(Stored data entries)
——
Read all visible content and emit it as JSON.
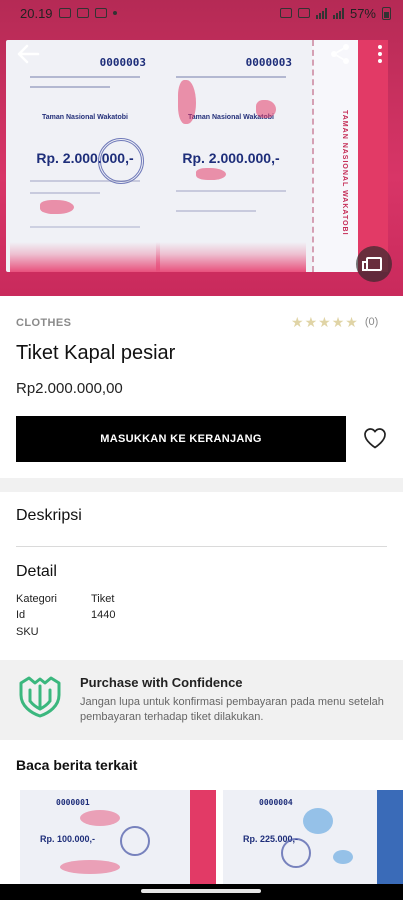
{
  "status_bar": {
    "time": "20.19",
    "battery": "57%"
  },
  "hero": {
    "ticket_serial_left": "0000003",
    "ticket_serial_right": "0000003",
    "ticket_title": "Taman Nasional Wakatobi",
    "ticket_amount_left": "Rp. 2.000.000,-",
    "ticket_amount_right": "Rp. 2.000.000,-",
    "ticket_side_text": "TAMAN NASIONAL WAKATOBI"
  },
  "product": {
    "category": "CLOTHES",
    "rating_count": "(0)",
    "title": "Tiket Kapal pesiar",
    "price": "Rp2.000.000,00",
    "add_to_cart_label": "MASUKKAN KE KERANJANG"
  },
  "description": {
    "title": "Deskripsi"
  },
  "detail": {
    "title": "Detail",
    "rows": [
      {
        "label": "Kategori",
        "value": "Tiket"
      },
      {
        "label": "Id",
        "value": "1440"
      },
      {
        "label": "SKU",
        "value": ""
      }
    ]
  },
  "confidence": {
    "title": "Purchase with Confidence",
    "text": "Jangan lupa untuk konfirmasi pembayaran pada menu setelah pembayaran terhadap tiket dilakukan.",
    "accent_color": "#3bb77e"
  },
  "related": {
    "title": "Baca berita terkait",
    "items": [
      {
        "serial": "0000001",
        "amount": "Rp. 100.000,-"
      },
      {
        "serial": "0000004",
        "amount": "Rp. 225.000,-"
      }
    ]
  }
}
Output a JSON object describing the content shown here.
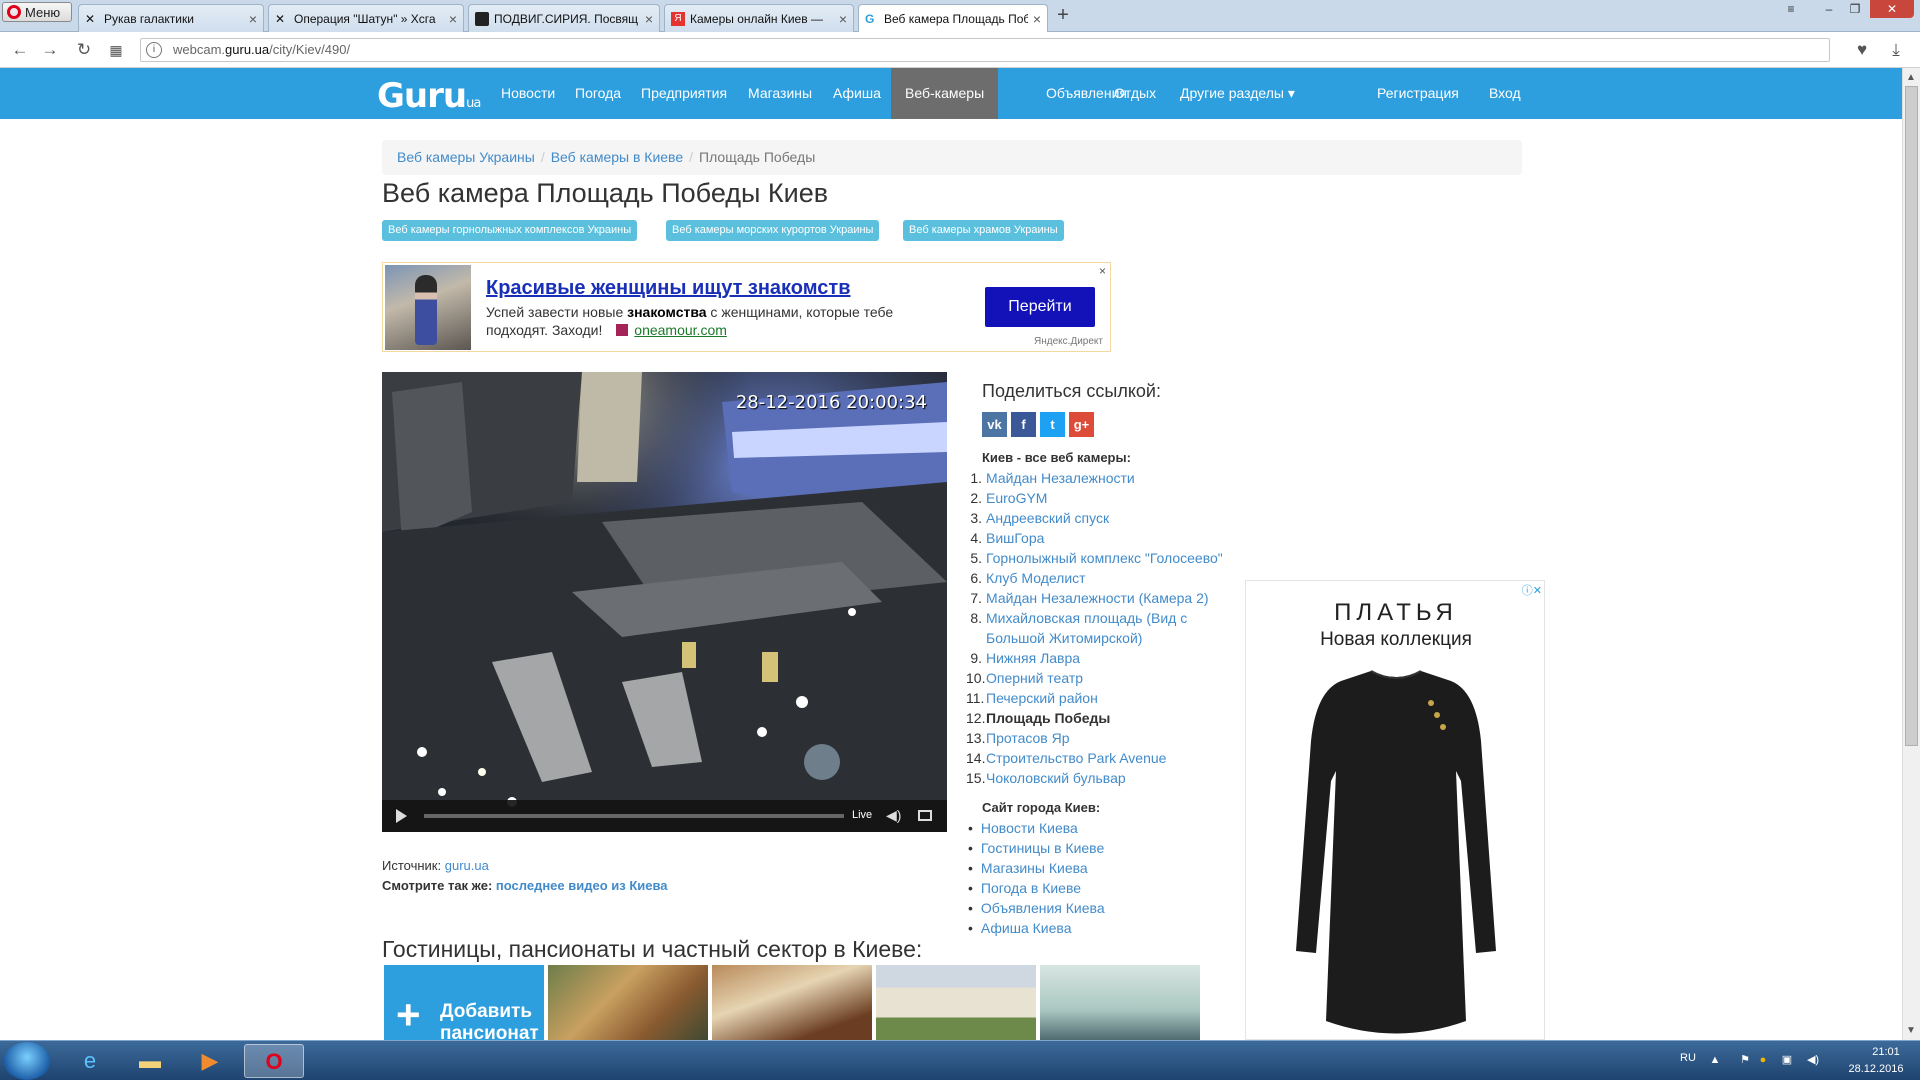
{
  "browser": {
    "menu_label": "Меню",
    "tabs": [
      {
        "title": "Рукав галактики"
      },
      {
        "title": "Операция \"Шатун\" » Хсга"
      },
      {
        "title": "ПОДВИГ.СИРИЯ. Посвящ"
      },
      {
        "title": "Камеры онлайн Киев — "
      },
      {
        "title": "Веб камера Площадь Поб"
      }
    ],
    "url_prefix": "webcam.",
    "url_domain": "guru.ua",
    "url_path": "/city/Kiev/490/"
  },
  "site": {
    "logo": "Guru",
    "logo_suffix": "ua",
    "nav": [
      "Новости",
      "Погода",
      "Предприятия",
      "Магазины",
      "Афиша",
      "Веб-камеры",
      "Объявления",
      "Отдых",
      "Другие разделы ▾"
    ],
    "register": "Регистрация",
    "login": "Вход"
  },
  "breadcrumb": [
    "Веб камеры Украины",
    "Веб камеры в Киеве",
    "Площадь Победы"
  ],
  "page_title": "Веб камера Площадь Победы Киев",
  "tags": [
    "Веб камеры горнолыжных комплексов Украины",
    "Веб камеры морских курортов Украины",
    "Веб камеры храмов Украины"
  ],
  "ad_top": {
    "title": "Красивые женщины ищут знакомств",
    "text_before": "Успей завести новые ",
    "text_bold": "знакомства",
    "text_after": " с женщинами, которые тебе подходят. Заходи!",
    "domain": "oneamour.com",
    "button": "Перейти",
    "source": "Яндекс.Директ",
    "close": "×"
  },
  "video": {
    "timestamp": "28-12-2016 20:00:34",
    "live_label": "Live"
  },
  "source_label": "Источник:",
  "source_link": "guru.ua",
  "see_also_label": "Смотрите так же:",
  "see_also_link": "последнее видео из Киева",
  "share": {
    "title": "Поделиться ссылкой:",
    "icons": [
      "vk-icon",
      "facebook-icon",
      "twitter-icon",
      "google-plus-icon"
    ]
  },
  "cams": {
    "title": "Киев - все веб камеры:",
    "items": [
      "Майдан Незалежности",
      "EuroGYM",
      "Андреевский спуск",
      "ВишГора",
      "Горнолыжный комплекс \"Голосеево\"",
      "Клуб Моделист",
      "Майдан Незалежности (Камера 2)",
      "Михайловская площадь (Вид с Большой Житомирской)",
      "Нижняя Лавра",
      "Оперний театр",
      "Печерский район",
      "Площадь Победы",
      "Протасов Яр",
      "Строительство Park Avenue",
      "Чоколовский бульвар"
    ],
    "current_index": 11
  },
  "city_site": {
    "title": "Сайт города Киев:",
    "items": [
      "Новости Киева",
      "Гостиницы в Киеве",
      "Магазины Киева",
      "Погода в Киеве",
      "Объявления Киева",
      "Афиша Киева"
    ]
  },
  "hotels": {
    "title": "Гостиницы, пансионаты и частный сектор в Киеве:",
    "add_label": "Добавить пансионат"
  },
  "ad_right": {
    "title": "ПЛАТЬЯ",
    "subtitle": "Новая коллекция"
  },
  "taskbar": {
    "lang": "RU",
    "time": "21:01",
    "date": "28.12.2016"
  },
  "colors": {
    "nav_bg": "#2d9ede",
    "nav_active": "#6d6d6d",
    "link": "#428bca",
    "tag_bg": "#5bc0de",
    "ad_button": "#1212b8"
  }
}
——
→ STATED GOAL: Pick out every line of the listing containing the word "Киева", and show those lines.

→ SOLUTION FOR THIS EXERCISE:
  "see_also_link": "последнее видео из Киева",
      "Новости Киева",
      "Магазины Киева",
      "Объявления Киева",
      "Афиша Киева"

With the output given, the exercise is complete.